--- Exercise prompt ---
Reproduce the lines in the material below from the line with "x-tick-label: 0 [70,430,78,448]" up to and including the line with "y-axis-title: Grain N (%) [4,185,22,276]", character for character.

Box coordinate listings
● ● ● ● ●

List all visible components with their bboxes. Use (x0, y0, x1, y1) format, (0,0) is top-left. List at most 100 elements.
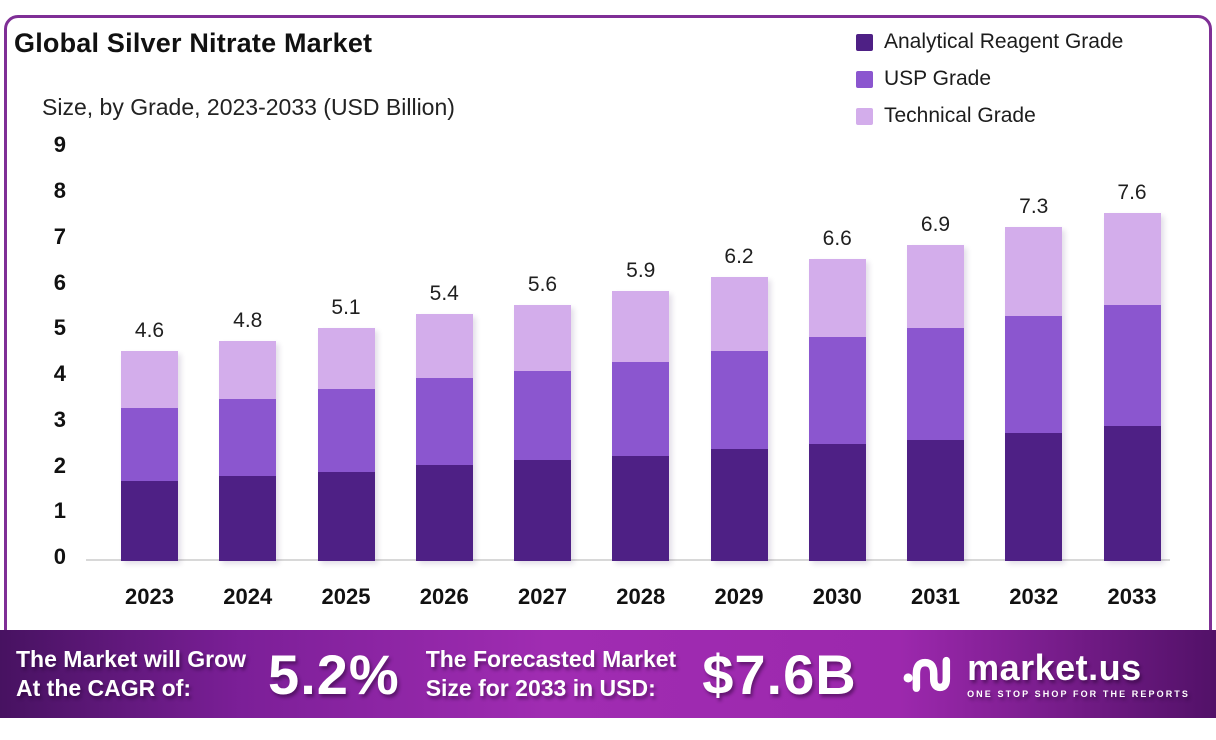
bar-total-label: 6.2 (724, 245, 754, 269)
bar-segment-analytical-reagent-grade (415, 464, 473, 561)
bar-segment-usp-grade (514, 371, 571, 461)
stacked-bar-2028 (612, 291, 670, 561)
bar-segment-technical-grade (907, 245, 964, 328)
bar-segment-usp-grade (808, 336, 866, 445)
bar-segment-analytical-reagent-grade (317, 471, 375, 561)
x-axis-label: 2031 (911, 584, 960, 609)
chart-title: Global Silver Nitrate Market (14, 28, 373, 58)
marketus-tagline: ONE STOP SHOP FOR THE REPORTS (967, 688, 1190, 699)
stacked-bar-2023 (121, 350, 178, 561)
legend-label: Analytical Reagent Grade (884, 30, 1124, 53)
bar-segment-usp-grade (415, 377, 473, 465)
y-axis-tick-label: 4 (53, 361, 66, 386)
y-axis-tick-label: 9 (53, 132, 66, 158)
bar-total-label: 5.1 (331, 295, 361, 319)
stacked-bar-2025 (317, 327, 375, 561)
forecast-caption-line1: The Forecasted Market (425, 645, 677, 672)
x-axis-label: 2032 (1009, 584, 1059, 609)
stacked-bar-2027 (514, 304, 571, 561)
legend-swatch-analytical-reagent-grade (856, 33, 873, 51)
stacked-bar-2031 (907, 245, 964, 561)
bar-total-label: 6.6 (822, 227, 852, 251)
bar-total-label: 7.3 (1019, 195, 1049, 219)
bar-segment-analytical-reagent-grade (121, 480, 178, 561)
bar-segment-technical-grade (514, 304, 571, 372)
y-axis-tick-label: 1 (53, 498, 66, 524)
bar-segment-usp-grade (612, 361, 670, 456)
bar-segment-analytical-reagent-grade (514, 460, 571, 561)
stacked-bar-2030 (808, 259, 866, 561)
x-axis-label: 2029 (714, 584, 764, 609)
y-axis-tick-label: 2 (53, 452, 66, 478)
bar-segment-technical-grade (219, 341, 277, 399)
stacked-bar-2024 (219, 341, 277, 561)
chart-subtitle: Size, by Grade, 2023-2033 (USD Billion) (42, 94, 455, 120)
bar-segment-technical-grade (415, 313, 473, 378)
forecast-caption: The Forecasted Market Size for 2033 in U… (426, 645, 677, 704)
cagr-caption: The Market will Grow At the CAGR of: (16, 645, 246, 704)
stacked-bar-2033 (1103, 213, 1161, 561)
bar-segment-technical-grade (1005, 227, 1063, 317)
bar-segment-technical-grade (808, 259, 866, 337)
bar-total-label: 5.6 (527, 272, 558, 296)
legend-item-usp-grade: USP Grade (856, 67, 1123, 91)
bar-segment-technical-grade (612, 291, 670, 362)
legend-item-technical-grade: Technical Grade (856, 104, 1123, 128)
bar-segment-usp-grade (907, 327, 964, 440)
y-axis-tick-label: 7 (53, 223, 66, 249)
x-axis-label: 2024 (223, 584, 273, 609)
bar-segment-analytical-reagent-grade (808, 444, 866, 561)
bar-segment-technical-grade (317, 327, 375, 390)
y-axis-tick-label: 8 (53, 178, 66, 203)
x-axis-label: 2028 (616, 584, 666, 609)
cagr-value: 5.2% (268, 642, 400, 706)
legend: Analytical Reagent Grade USP Grade Techn… (856, 30, 1123, 128)
x-axis-label: 2033 (1107, 584, 1157, 609)
bar-segment-usp-grade (219, 398, 277, 477)
bar-segment-usp-grade (1103, 304, 1161, 427)
bar-segment-usp-grade (317, 389, 375, 472)
marketus-logo-icon (903, 656, 951, 692)
bar-total-label: 7.6 (1117, 181, 1147, 205)
x-axis-label: 2025 (321, 584, 371, 609)
legend-swatch-technical-grade (856, 107, 873, 125)
bar-segment-analytical-reagent-grade (1103, 426, 1161, 561)
marketus-brand: market.us (967, 646, 1142, 688)
bar-segment-analytical-reagent-grade (612, 455, 670, 561)
bar-total-label: 4.6 (134, 318, 165, 342)
y-axis-tick-label: 5 (53, 315, 66, 341)
legend-item-analytical-reagent-grade: Analytical Reagent Grade (856, 30, 1123, 54)
y-axis-tick-label: 6 (53, 269, 66, 295)
x-axis-label: 2023 (125, 584, 174, 609)
y-axis-tick-label: 0 (53, 544, 66, 569)
stacked-bar-2026 (415, 313, 473, 561)
legend-swatch-usp-grade (856, 70, 873, 88)
stacked-bar-2032 (1005, 227, 1063, 561)
footer-banner: The Market will Grow At the CAGR of: 5.2… (0, 630, 1216, 718)
x-axis-label: 2026 (419, 584, 469, 609)
bar-total-label: 4.8 (233, 309, 263, 333)
bar-total-label: 5.4 (429, 281, 459, 305)
bar-segment-analytical-reagent-grade (907, 439, 964, 561)
bar-segment-usp-grade (121, 407, 178, 481)
bar-segment-usp-grade (1005, 316, 1063, 433)
forecast-value: $7.6B (702, 642, 857, 706)
cagr-caption-line1: The Market will Grow (16, 645, 247, 672)
x-axis-label: 2027 (518, 584, 567, 609)
bar-total-label: 6.9 (920, 213, 951, 237)
forecast-caption-line2: Size for 2033 in USD: (425, 675, 656, 701)
bar-segment-analytical-reagent-grade (710, 448, 768, 561)
stacked-bar-2029 (710, 277, 768, 561)
x-axis-label: 2030 (812, 584, 862, 609)
marketus-logo-text: market.us ONE STOP SHOP FOR THE REPORTS (967, 646, 1190, 699)
bar-segment-analytical-reagent-grade (219, 476, 277, 561)
bar-segment-technical-grade (1103, 213, 1161, 305)
bar-total-label: 5.9 (626, 259, 656, 283)
bar-segment-technical-grade (121, 350, 178, 408)
y-axis-tick-label: 3 (53, 406, 66, 432)
legend-label: Technical Grade (884, 104, 1036, 127)
bar-segment-analytical-reagent-grade (1005, 432, 1063, 561)
legend-label: USP Grade (884, 67, 991, 90)
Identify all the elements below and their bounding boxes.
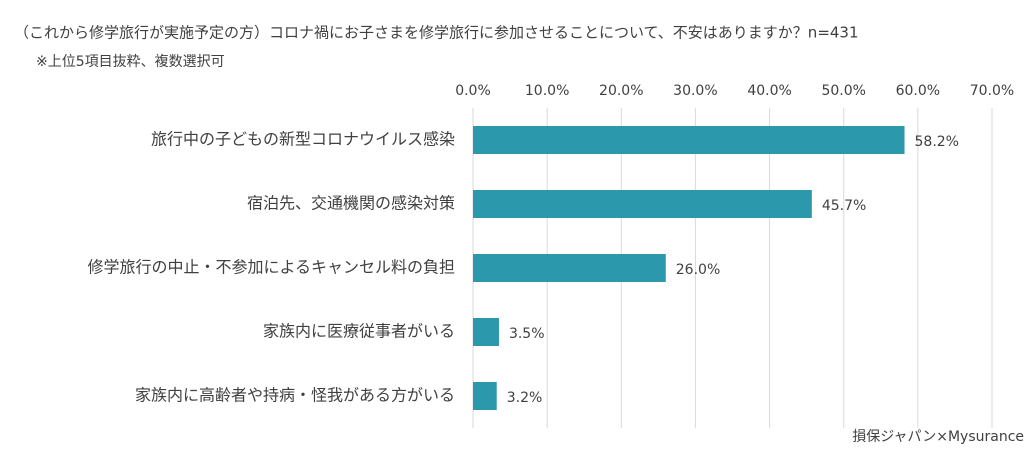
- bar: [473, 254, 666, 282]
- value-label: 3.5%: [509, 326, 545, 342]
- bar: [473, 382, 497, 410]
- y-tick-label: 修学旅行の中止・不参加によるキャンセル料の負担: [87, 258, 455, 277]
- value-label: 58.2%: [915, 134, 959, 150]
- y-tick-label: 旅行中の子どもの新型コロナウイルス感染: [151, 130, 455, 149]
- x-tick-label: 20.0%: [599, 83, 643, 99]
- bar: [473, 190, 812, 218]
- x-tick-label: 60.0%: [896, 83, 940, 99]
- chart-subtitle: ※上位5項目抜粋、複数選択可: [36, 53, 225, 70]
- y-tick-label: 宿泊先、交通機関の感染対策: [247, 194, 455, 213]
- value-label: 45.7%: [822, 198, 866, 214]
- chart-title: （これから修学旅行が実施予定の方）コロナ禍にお子さまを修学旅行に参加させることに…: [14, 24, 859, 42]
- x-tick-label: 40.0%: [747, 83, 791, 99]
- x-tick-label: 50.0%: [821, 83, 865, 99]
- x-tick-label: 10.0%: [525, 83, 569, 99]
- x-tick-label: 70.0%: [970, 83, 1014, 99]
- y-tick-label: 家族内に高齢者や持病・怪我がある方がいる: [135, 386, 455, 405]
- value-label: 3.2%: [507, 390, 543, 406]
- bar: [473, 126, 905, 154]
- x-tick-label: 30.0%: [673, 83, 717, 99]
- bar: [473, 318, 499, 346]
- value-label: 26.0%: [676, 262, 720, 278]
- x-tick-label: 0.0%: [455, 83, 491, 99]
- source: 損保ジャパン×Mysurance: [852, 429, 1024, 445]
- y-tick-label: 家族内に医療従事者がいる: [263, 322, 455, 341]
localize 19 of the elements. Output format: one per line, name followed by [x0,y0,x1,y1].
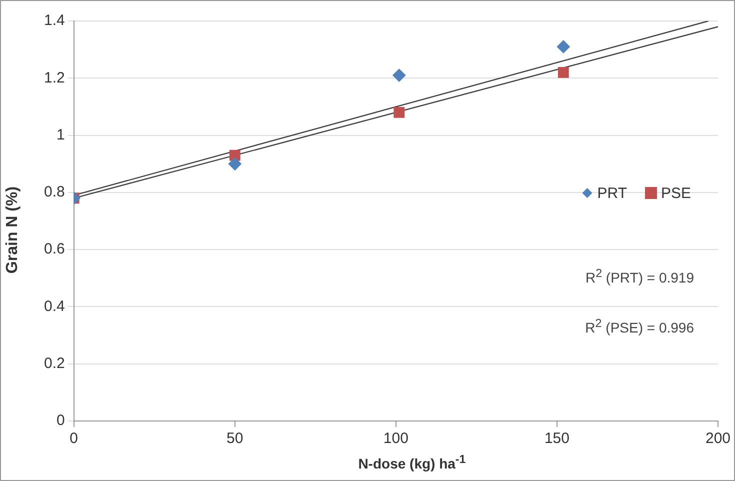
x-tick-label: 0 [70,430,78,448]
y-tick-label: 0.6 [44,240,65,258]
x-tick-label: 50 [226,430,244,448]
y-tick-label: 0.8 [44,184,65,201]
legend-label: PRT [597,185,627,202]
x-tick-label: 150 [544,430,570,448]
y-tick-label: 1.2 [44,69,65,86]
annotation: R$^{2}$ (PSE) = 0.996 [585,317,694,336]
x-tick-label: 200 [705,430,731,448]
x-axis-title: N-dose (kg) ha$^{-1}$ [357,453,467,472]
y-axis-title: Grain N (%) [4,185,22,276]
y-tick-label: 1.4 [44,12,65,30]
x-tick-label: 100 [383,430,408,448]
annotation: R$^{2}$ (PRT) = 0.919 [585,267,694,286]
y-tick-label: 0.2 [44,355,65,372]
y-tick-label: 0 [56,412,65,430]
y-tick-label: 0.4 [44,298,65,315]
y-tick-label: 1 [56,126,65,144]
legend-label: PSE [660,185,691,202]
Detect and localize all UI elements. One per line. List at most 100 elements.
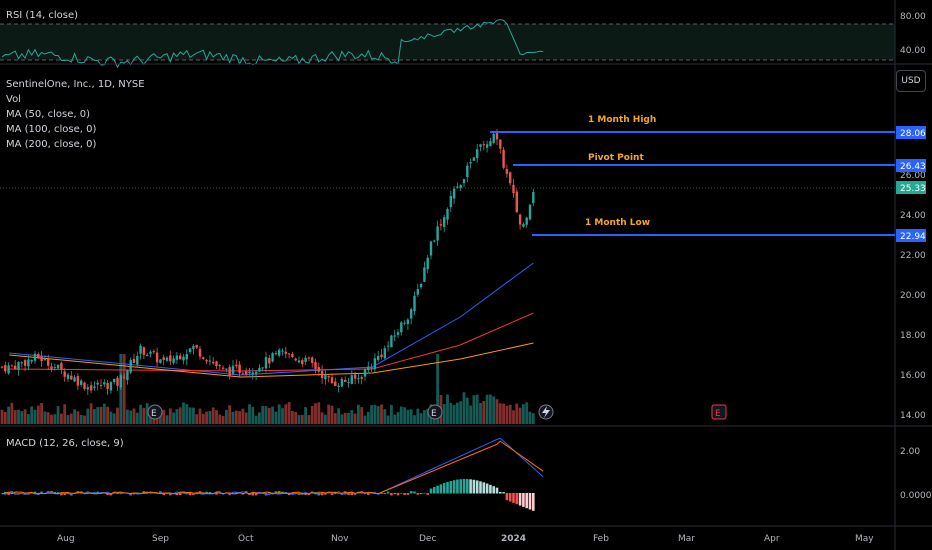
macd-hist-bar — [522, 493, 525, 507]
candle-body — [410, 309, 413, 319]
macd-hist-bar — [472, 479, 476, 494]
volume-bar — [83, 415, 86, 424]
volume-bar — [254, 415, 258, 424]
volume-bar — [3, 412, 7, 424]
candle-body — [509, 172, 512, 184]
volume-bar — [317, 402, 321, 424]
macd-hist-bar — [159, 491, 162, 494]
volume-bar — [258, 412, 261, 424]
volume-bar — [145, 403, 149, 424]
volume-bar — [172, 412, 175, 424]
macd-pane: MACD (12, 26, close, 9) 2.00 0.0000 — [0, 437, 932, 511]
candle-body — [152, 351, 155, 353]
macd-hist-bar — [492, 486, 495, 494]
volume-bar — [116, 407, 119, 424]
volume-bar — [63, 404, 67, 424]
macd-hist-bar — [254, 493, 258, 496]
candle-body — [393, 335, 396, 337]
macd-hist-bar — [334, 492, 337, 494]
volume-bar — [231, 411, 235, 424]
x-tick-mar: Mar — [678, 534, 695, 544]
earnings-marker-dec[interactable]: E — [427, 404, 443, 420]
candle-body — [462, 179, 466, 184]
candle-body — [532, 191, 535, 204]
candle-body — [70, 375, 73, 380]
ma50-label: MA (50, close, 0) — [6, 109, 90, 120]
volume-bar — [350, 410, 354, 424]
candle-body — [512, 184, 515, 194]
macd-hist-bar — [188, 493, 192, 496]
candle-body — [66, 374, 70, 380]
macd-hist-bar — [195, 493, 198, 495]
volume-bar — [383, 409, 387, 424]
volume-bar — [426, 408, 430, 424]
volume-bar — [485, 394, 489, 424]
volume-bar — [373, 404, 377, 424]
candle-body — [456, 186, 459, 188]
macd-hist-bar — [502, 492, 505, 494]
candle-body — [281, 350, 284, 352]
candle-body — [469, 162, 472, 164]
macd-hist-bar — [466, 479, 469, 494]
volume-bar — [13, 410, 17, 424]
macd-hist-bar — [475, 480, 479, 494]
candle-body — [73, 377, 76, 382]
volume-bar — [281, 408, 284, 424]
volume-bar — [452, 404, 456, 424]
candle-body — [383, 348, 386, 359]
volume-bar — [162, 409, 166, 424]
symbol-title: SentinelOne, Inc., 1D, NYSE — [6, 79, 145, 90]
volume-bar — [93, 409, 96, 424]
volume-bar — [106, 406, 109, 424]
ma-line-0 — [9, 262, 534, 376]
level-text-pivot: Pivot Point — [588, 153, 644, 163]
dividend-flash-marker[interactable] — [538, 404, 554, 420]
candle-body — [446, 208, 449, 220]
volume-bar — [165, 415, 169, 424]
macd-hist-bar — [406, 493, 410, 495]
level-text-month-high: 1 Month High — [588, 115, 656, 125]
volume-bar — [357, 404, 360, 424]
volume-bar — [353, 413, 357, 424]
macd-hist-bar — [413, 491, 416, 494]
candle-body — [476, 149, 479, 159]
macd-hist-bar — [347, 493, 350, 495]
macd-hist-bar — [416, 493, 420, 495]
candle-body — [0, 366, 4, 368]
candle-body — [518, 214, 522, 225]
earnings-marker-sep[interactable]: E — [147, 404, 163, 420]
candle-body — [380, 354, 383, 358]
candle-body — [386, 345, 390, 347]
macd-hist-bar — [400, 492, 403, 494]
candle-body — [192, 345, 195, 349]
volume-bar — [508, 404, 512, 424]
macd-hist-bar — [367, 493, 370, 495]
candle-body — [33, 353, 37, 361]
volume-bar — [27, 414, 30, 424]
x-tick-oct: Oct — [238, 534, 254, 544]
candle-body — [248, 371, 251, 374]
earnings-marker-upcoming[interactable]: E — [711, 404, 727, 420]
candle-body — [452, 188, 456, 199]
candle-body — [443, 217, 446, 227]
candle-body — [169, 355, 172, 362]
macd-hist-bar — [142, 491, 146, 494]
volume-bar — [462, 392, 466, 424]
rsi-tick-lower: 40.00 — [900, 46, 926, 56]
volume-bar — [416, 408, 420, 424]
volume-bar — [393, 414, 397, 424]
macd-hist-bar — [499, 491, 502, 494]
currency-button[interactable]: USD — [896, 70, 926, 92]
macd-hist-bar — [301, 492, 304, 494]
volume-bar — [109, 411, 113, 424]
candle-body — [522, 223, 525, 227]
volume-bars — [0, 354, 535, 424]
last-price-value: 25.33 — [900, 184, 926, 194]
macd-hist-bar — [525, 493, 528, 509]
macd-hist-bar — [409, 491, 413, 494]
volume-bar — [126, 409, 129, 424]
candle-body — [103, 382, 106, 385]
volume-bar — [244, 412, 248, 424]
price-pane: SentinelOne, Inc., 1D, NYSE Vol MA (50, … — [0, 79, 926, 424]
volume-bar — [479, 402, 482, 424]
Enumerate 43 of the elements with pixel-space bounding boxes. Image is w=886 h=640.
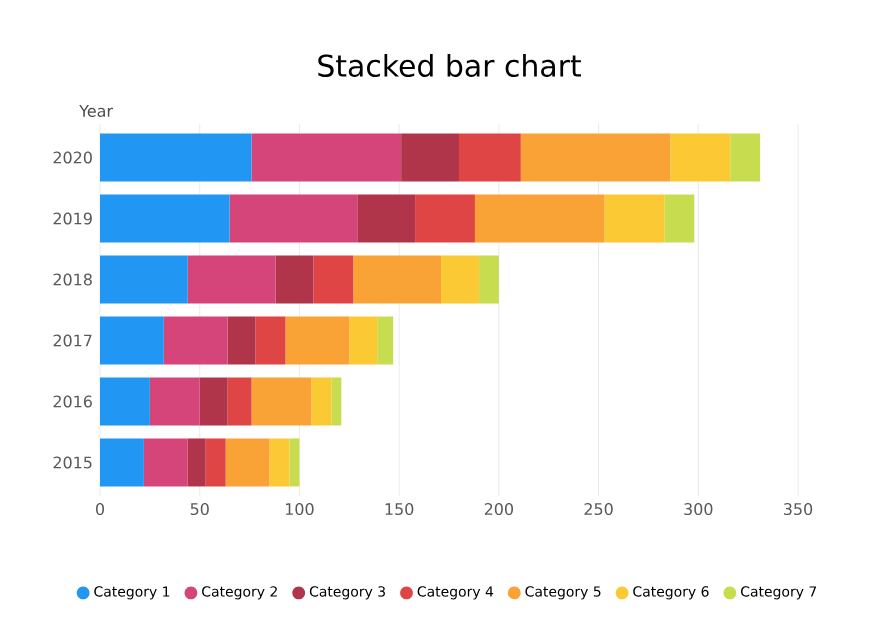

● ● ● ● ●

--- Solution to the exercise ---
x-tick-label: 0 [70,430,78,448]
y-tick-label: 0.6 [44,240,65,258]
x-tick-label: 50 [226,430,244,448]
y-tick-label: 0.8 [44,184,65,201]
legend-label: PRT [597,185,627,202]
x-tick-label: 150 [544,430,570,448]
y-tick-label: 1.2 [44,69,65,86]
annotation: R$^{2}$ (PSE) = 0.996 [585,317,694,336]
x-tick-label: 200 [705,430,731,448]
x-axis-title: N-dose (kg) ha$^{-1}$ [357,453,467,472]
y-axis-title: Grain N (%) [4,185,22,276]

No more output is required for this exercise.